Reproduce the listing below exactly, minus its pictures.

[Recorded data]
_ _ _ _

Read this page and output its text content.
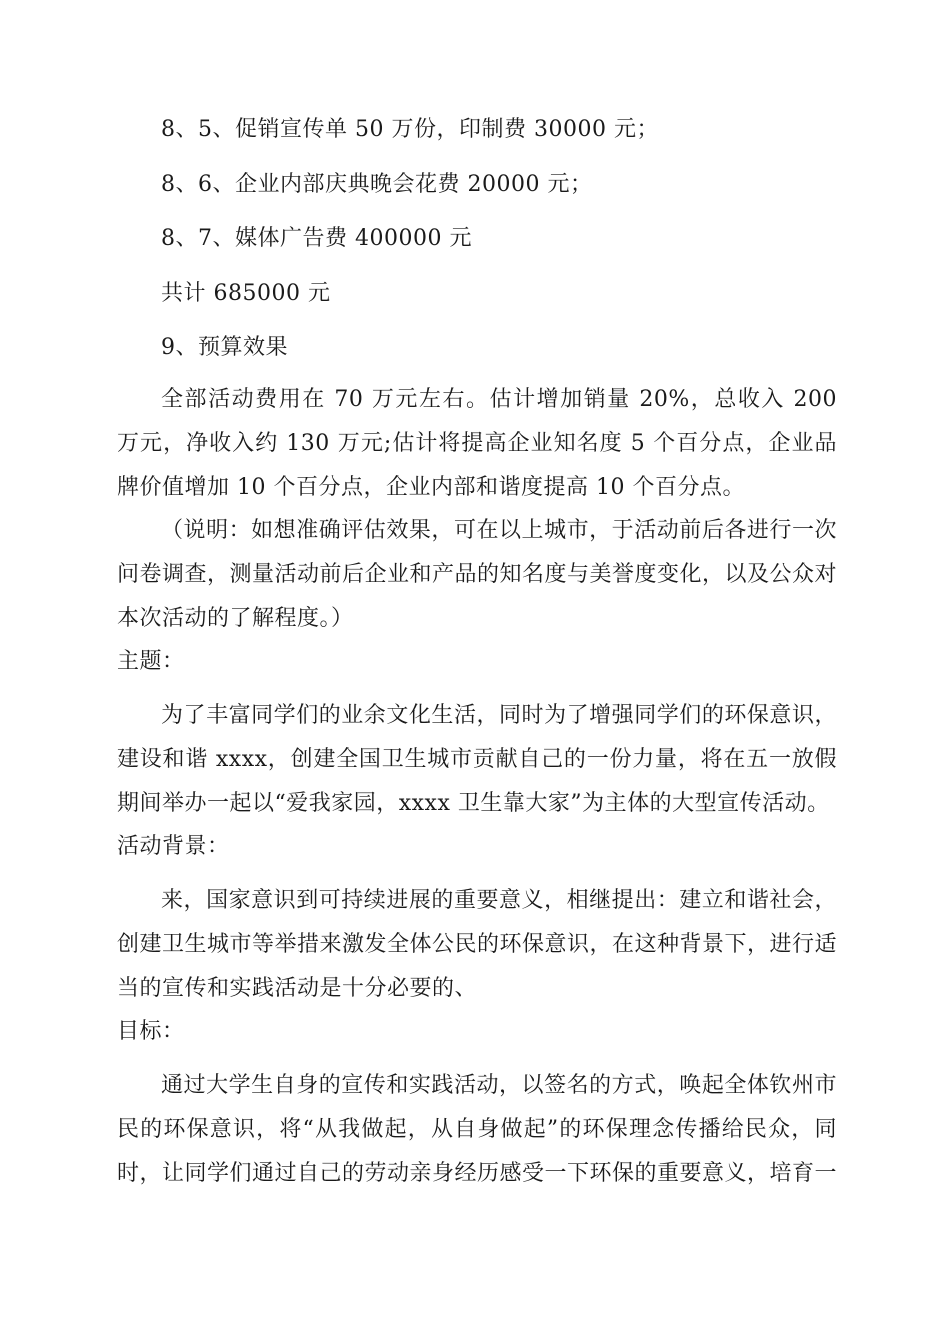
8、5、促销宣传单 50 万份，印制费 30000 元；
8、6、企业内部庆典晚会花费 20000 元；
8、7、媒体广告费 400000 元
共计 685000 元
9、预算效果
全部活动费用在 70 万元左右。估计增加销量 20%，总收入 200 万元，净收入约 130 万元;估计将提高企业知名度 5 个百分点，企业品牌价值增加 10 个百分点，企业内部和谐度提高 10 个百分点。
（说明：如想准确评估效果，可在以上城市，于活动前后各进行一次问卷调查，测量活动前后企业和产品的知名度与美誉度变化，以及公众对本次活动的了解程度。）
主题：
为了丰富同学们的业余文化生活，同时为了增强同学们的环保意识，建设和谐 xxxx，创建全国卫生城市贡献自己的一份力量，将在五一放假期间举办一起以“爱我家园，xxxx 卫生靠大家”为主体的大型宣传活动。
活动背景：
来，国家意识到可持续进展的重要意义，相继提出：建立和谐社会，创建卫生城市等举措来激发全体公民的环保意识，在这种背景下，进行适当的宣传和实践活动是十分必要的、
目标：
通过大学生自身的宣传和实践活动，以签名的方式，唤起全体钦州市民的环保意识，将“从我做起，从自身做起”的环保理念传播给民众，同时，让同学们通过自己的劳动亲身经历感受一下环保的重要意义，培育一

_ _ _ _

# [Correct answer]
Read this page and output its text content.
8、5、促销宣传单 50 万份，印制费 30000 元；
8、6、企业内部庆典晚会花费 20000 元；
8、7、媒体广告费 400000 元
共计 685000 元
9、预算效果
全部活动费用在 70 万元左右。估计增加销量 20%，总收入 200 万元，净收入约 130 万元;估计将提高企业知名度 5 个百分点，企业品牌价值增加 10 个百分点，企业内部和谐度提高 10 个百分点。
（说明：如想准确评估效果，可在以上城市，于活动前后各进行一次问卷调查，测量活动前后企业和产品的知名度与美誉度变化，以及公众对本次活动的了解程度。）
主题：
为了丰富同学们的业余文化生活，同时为了增强同学们的环保意识，建设和谐 xxxx，创建全国卫生城市贡献自己的一份力量，将在五一放假期间举办一起以“爱我家园，xxxx 卫生靠大家”为主体的大型宣传活动。
活动背景：
来，国家意识到可持续进展的重要意义，相继提出：建立和谐社会，创建卫生城市等举措来激发全体公民的环保意识，在这种背景下，进行适当的宣传和实践活动是十分必要的、
目标：
通过大学生自身的宣传和实践活动，以签名的方式，唤起全体钦州市民的环保意识，将“从我做起，从自身做起”的环保理念传播给民众，同时，让同学们通过自己的劳动亲身经历感受一下环保的重要意义，培育一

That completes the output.